- _Set problem_
Transcribe the listing in full, excluding any pictures.

Dataset items
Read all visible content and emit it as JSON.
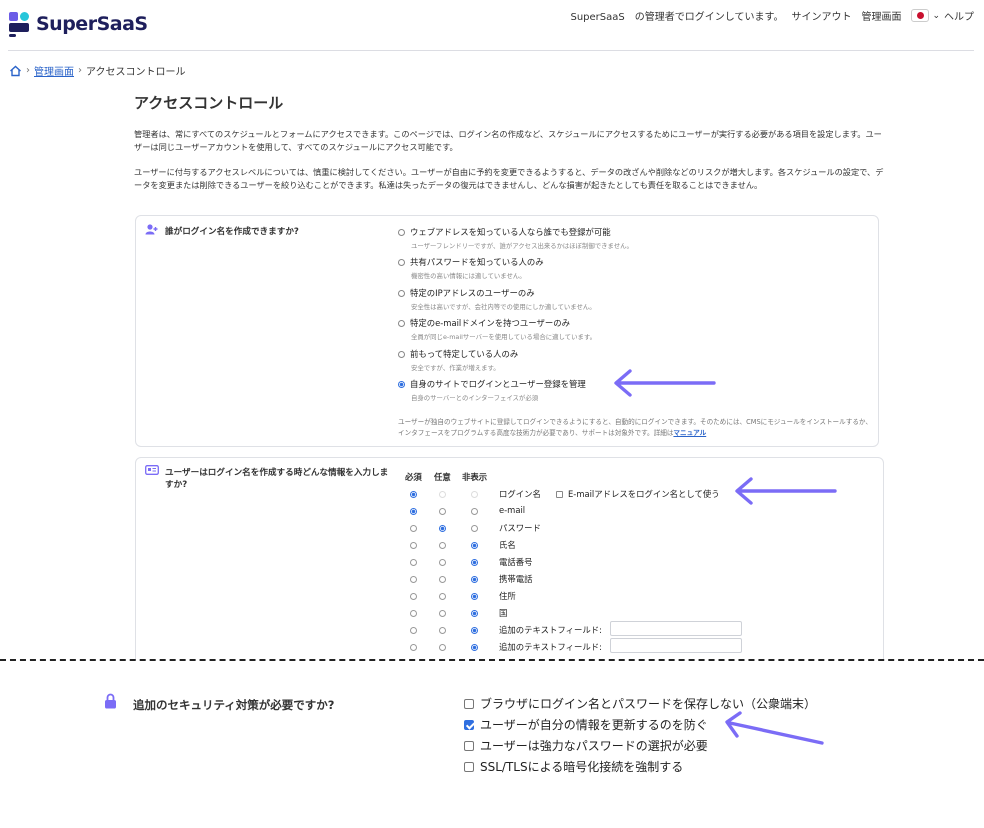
{
  "header": {
    "logo_text": "SuperSaaS",
    "logged_in_text": "SuperSaaS　の管理者でログインしています。",
    "sign_out": "サインアウト",
    "admin": "管理画面",
    "help": "ヘルプ"
  },
  "breadcrumb": {
    "home_icon": "home-icon",
    "admin_link": "管理画面",
    "current": "アクセスコントロール"
  },
  "page": {
    "title": "アクセスコントロール",
    "intro1": "管理者は、常にすべてのスケジュールとフォームにアクセスできます。このページでは、ログイン名の作成など、スケジュールにアクセスするためにユーザーが実行する必要がある項目を設定します。ユーザーは同じユーザーアカウントを使用して、すべてのスケジュールにアクセス可能です。",
    "intro2": "ユーザーに付与するアクセスレベルについては、慎重に検討してください。ユーザーが自由に予約を変更できるようすると、データの改ざんや削除などのリスクが増大します。各スケジュールの設定で、データを変更または削除できるユーザーを絞り込むことができます。私達は失ったデータの復元はできませんし、どんな損害が起きたとしても責任を取ることはできません。"
  },
  "who_can_create": {
    "title": "誰がログイン名を作成できますか?",
    "options": [
      {
        "label": "ウェブアドレスを知っている人なら誰でも登録が可能",
        "sub": "ユーザーフレンドリーですが、誰がアクセス出来るかはほぼ制御できません。",
        "selected": false
      },
      {
        "label": "共有パスワードを知っている人のみ",
        "sub": "機密性の高い情報には適していません。",
        "selected": false
      },
      {
        "label": "特定のIPアドレスのユーザーのみ",
        "sub": "安全性は高いですが、会社内等での使用にしか適していません。",
        "selected": false
      },
      {
        "label": "特定のe-mailドメインを持つユーザーのみ",
        "sub": "全員が同じe-mailサーバーを使用している場合に適しています。",
        "selected": false
      },
      {
        "label": "前もって特定している人のみ",
        "sub": "安全ですが、作業が増えます。",
        "selected": false
      },
      {
        "label": "自身のサイトでログインとユーザー登録を管理",
        "sub": "自身のサーバーとのインターフェイスが必須",
        "selected": true
      }
    ],
    "note": "ユーザーが独自のウェブサイトに登録してログインできるようにすると、自動的にログインできます。そのためには、CMSにモジュールをインストールするか、インタフェースをプログラムする高度な技術力が必要であり、サポートは対象外です。詳細は",
    "note_link": "マニュアル"
  },
  "user_info": {
    "title": "ユーザーはログイン名を作成する時どんな情報を入力しますか?",
    "col_required": "必須",
    "col_optional": "任意",
    "col_hidden": "非表示",
    "email_as_login": "E-mailアドレスをログイン名として使う",
    "rows": [
      {
        "label": "ログイン名",
        "state": 0,
        "disabled_other": true,
        "input": false
      },
      {
        "label": "e-mail",
        "state": 0,
        "input": false
      },
      {
        "label": "パスワード",
        "state": 1,
        "input": false
      },
      {
        "label": "氏名",
        "state": 2,
        "input": false
      },
      {
        "label": "電話番号",
        "state": 2,
        "input": false
      },
      {
        "label": "携帯電話",
        "state": 2,
        "input": false
      },
      {
        "label": "住所",
        "state": 2,
        "input": false
      },
      {
        "label": "国",
        "state": 2,
        "input": false
      },
      {
        "label": "追加のテキストフィールド:",
        "state": 2,
        "input": true
      },
      {
        "label": "追加のテキストフィールド:",
        "state": 2,
        "input": true
      }
    ]
  },
  "security": {
    "title": "追加のセキュリティ対策が必要ですか?",
    "options": [
      {
        "label": "ブラウザにログイン名とパスワードを保存しない（公衆端末）",
        "checked": false
      },
      {
        "label": "ユーザーが自分の情報を更新するのを防ぐ",
        "checked": true
      },
      {
        "label": "ユーザーは強力なパスワードの選択が必要",
        "checked": false
      },
      {
        "label": "SSL/TLSによる暗号化接続を強制する",
        "checked": false
      }
    ]
  },
  "colors": {
    "accent": "#2f6fe0",
    "arrow": "#7b6cf6",
    "logo": "#1e1f5c"
  }
}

- _Problem solution_
Read all visible content and emit it as JSON.
{
  "header": {
    "logo_text": "SuperSaaS",
    "logged_in_text": "SuperSaaS　の管理者でログインしています。",
    "sign_out": "サインアウト",
    "admin": "管理画面",
    "help": "ヘルプ"
  },
  "breadcrumb": {
    "home_icon": "home-icon",
    "admin_link": "管理画面",
    "current": "アクセスコントロール"
  },
  "page": {
    "title": "アクセスコントロール",
    "intro1": "管理者は、常にすべてのスケジュールとフォームにアクセスできます。このページでは、ログイン名の作成など、スケジュールにアクセスするためにユーザーが実行する必要がある項目を設定します。ユーザーは同じユーザーアカウントを使用して、すべてのスケジュールにアクセス可能です。",
    "intro2": "ユーザーに付与するアクセスレベルについては、慎重に検討してください。ユーザーが自由に予約を変更できるようすると、データの改ざんや削除などのリスクが増大します。各スケジュールの設定で、データを変更または削除できるユーザーを絞り込むことができます。私達は失ったデータの復元はできませんし、どんな損害が起きたとしても責任を取ることはできません。"
  },
  "who_can_create": {
    "title": "誰がログイン名を作成できますか?",
    "options": [
      {
        "label": "ウェブアドレスを知っている人なら誰でも登録が可能",
        "sub": "ユーザーフレンドリーですが、誰がアクセス出来るかはほぼ制御できません。",
        "selected": false
      },
      {
        "label": "共有パスワードを知っている人のみ",
        "sub": "機密性の高い情報には適していません。",
        "selected": false
      },
      {
        "label": "特定のIPアドレスのユーザーのみ",
        "sub": "安全性は高いですが、会社内等での使用にしか適していません。",
        "selected": false
      },
      {
        "label": "特定のe-mailドメインを持つユーザーのみ",
        "sub": "全員が同じe-mailサーバーを使用している場合に適しています。",
        "selected": false
      },
      {
        "label": "前もって特定している人のみ",
        "sub": "安全ですが、作業が増えます。",
        "selected": false
      },
      {
        "label": "自身のサイトでログインとユーザー登録を管理",
        "sub": "自身のサーバーとのインターフェイスが必須",
        "selected": true
      }
    ],
    "note": "ユーザーが独自のウェブサイトに登録してログインできるようにすると、自動的にログインできます。そのためには、CMSにモジュールをインストールするか、インタフェースをプログラムする高度な技術力が必要であり、サポートは対象外です。詳細は",
    "note_link": "マニュアル"
  },
  "user_info": {
    "title": "ユーザーはログイン名を作成する時どんな情報を入力しますか?",
    "col_required": "必須",
    "col_optional": "任意",
    "col_hidden": "非表示",
    "email_as_login": "E-mailアドレスをログイン名として使う",
    "rows": [
      {
        "label": "ログイン名",
        "state": 0,
        "disabled_other": true,
        "input": false
      },
      {
        "label": "e-mail",
        "state": 0,
        "input": false
      },
      {
        "label": "パスワード",
        "state": 1,
        "input": false
      },
      {
        "label": "氏名",
        "state": 2,
        "input": false
      },
      {
        "label": "電話番号",
        "state": 2,
        "input": false
      },
      {
        "label": "携帯電話",
        "state": 2,
        "input": false
      },
      {
        "label": "住所",
        "state": 2,
        "input": false
      },
      {
        "label": "国",
        "state": 2,
        "input": false
      },
      {
        "label": "追加のテキストフィールド:",
        "state": 2,
        "input": true
      },
      {
        "label": "追加のテキストフィールド:",
        "state": 2,
        "input": true
      }
    ]
  },
  "security": {
    "title": "追加のセキュリティ対策が必要ですか?",
    "options": [
      {
        "label": "ブラウザにログイン名とパスワードを保存しない（公衆端末）",
        "checked": false
      },
      {
        "label": "ユーザーが自分の情報を更新するのを防ぐ",
        "checked": true
      },
      {
        "label": "ユーザーは強力なパスワードの選択が必要",
        "checked": false
      },
      {
        "label": "SSL/TLSによる暗号化接続を強制する",
        "checked": false
      }
    ]
  },
  "colors": {
    "accent": "#2f6fe0",
    "arrow": "#7b6cf6",
    "logo": "#1e1f5c"
  }
}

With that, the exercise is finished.